*Task to carry out:* The records below are made of lines; count those holding the word "Brüssel" and give the number only.

Page transcription dataset items:
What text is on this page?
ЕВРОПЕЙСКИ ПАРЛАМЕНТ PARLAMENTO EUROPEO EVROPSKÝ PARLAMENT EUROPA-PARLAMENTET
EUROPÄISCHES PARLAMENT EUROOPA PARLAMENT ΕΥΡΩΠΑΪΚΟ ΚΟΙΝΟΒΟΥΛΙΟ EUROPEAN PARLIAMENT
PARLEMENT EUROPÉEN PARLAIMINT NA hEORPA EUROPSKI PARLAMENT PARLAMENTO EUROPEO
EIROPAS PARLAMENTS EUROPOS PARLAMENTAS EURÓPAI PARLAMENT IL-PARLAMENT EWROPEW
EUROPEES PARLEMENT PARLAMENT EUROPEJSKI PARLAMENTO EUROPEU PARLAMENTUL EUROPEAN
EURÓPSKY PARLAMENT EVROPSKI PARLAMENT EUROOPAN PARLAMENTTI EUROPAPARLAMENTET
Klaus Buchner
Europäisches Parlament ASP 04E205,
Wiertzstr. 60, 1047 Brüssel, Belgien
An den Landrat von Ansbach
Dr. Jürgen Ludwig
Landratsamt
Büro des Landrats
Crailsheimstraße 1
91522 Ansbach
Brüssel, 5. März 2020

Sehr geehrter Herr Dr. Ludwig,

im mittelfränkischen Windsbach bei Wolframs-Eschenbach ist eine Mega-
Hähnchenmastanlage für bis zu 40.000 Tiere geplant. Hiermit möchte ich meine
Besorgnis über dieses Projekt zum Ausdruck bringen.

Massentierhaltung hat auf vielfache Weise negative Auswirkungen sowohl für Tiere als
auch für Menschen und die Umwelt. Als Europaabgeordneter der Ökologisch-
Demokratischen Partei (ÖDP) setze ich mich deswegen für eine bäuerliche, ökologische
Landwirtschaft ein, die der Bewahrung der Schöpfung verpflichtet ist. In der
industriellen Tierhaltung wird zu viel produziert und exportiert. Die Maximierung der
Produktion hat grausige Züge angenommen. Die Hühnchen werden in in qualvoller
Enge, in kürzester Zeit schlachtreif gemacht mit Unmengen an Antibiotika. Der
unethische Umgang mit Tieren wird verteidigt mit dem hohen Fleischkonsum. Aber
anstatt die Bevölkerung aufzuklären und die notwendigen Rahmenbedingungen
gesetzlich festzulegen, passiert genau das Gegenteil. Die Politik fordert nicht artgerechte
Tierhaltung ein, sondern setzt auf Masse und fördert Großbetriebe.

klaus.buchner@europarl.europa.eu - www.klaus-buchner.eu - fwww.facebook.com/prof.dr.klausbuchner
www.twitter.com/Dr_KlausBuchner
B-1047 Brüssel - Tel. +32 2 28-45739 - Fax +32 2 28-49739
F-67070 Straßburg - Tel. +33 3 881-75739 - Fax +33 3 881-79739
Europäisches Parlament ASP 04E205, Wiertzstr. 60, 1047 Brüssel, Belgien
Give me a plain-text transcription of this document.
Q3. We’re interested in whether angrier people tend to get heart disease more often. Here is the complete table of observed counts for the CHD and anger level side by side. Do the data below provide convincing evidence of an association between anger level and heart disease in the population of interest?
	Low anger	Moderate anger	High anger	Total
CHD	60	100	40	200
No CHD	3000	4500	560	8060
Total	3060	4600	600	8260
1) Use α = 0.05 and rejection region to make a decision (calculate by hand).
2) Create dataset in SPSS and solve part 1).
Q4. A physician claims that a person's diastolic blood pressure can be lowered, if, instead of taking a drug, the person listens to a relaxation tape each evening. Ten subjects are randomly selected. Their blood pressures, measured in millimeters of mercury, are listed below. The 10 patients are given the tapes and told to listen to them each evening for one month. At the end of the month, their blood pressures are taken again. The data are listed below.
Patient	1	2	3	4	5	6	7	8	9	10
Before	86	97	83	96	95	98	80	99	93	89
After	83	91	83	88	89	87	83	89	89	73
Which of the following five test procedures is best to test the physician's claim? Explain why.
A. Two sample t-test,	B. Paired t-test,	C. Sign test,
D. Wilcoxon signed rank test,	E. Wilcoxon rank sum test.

*Reply to the task:* 4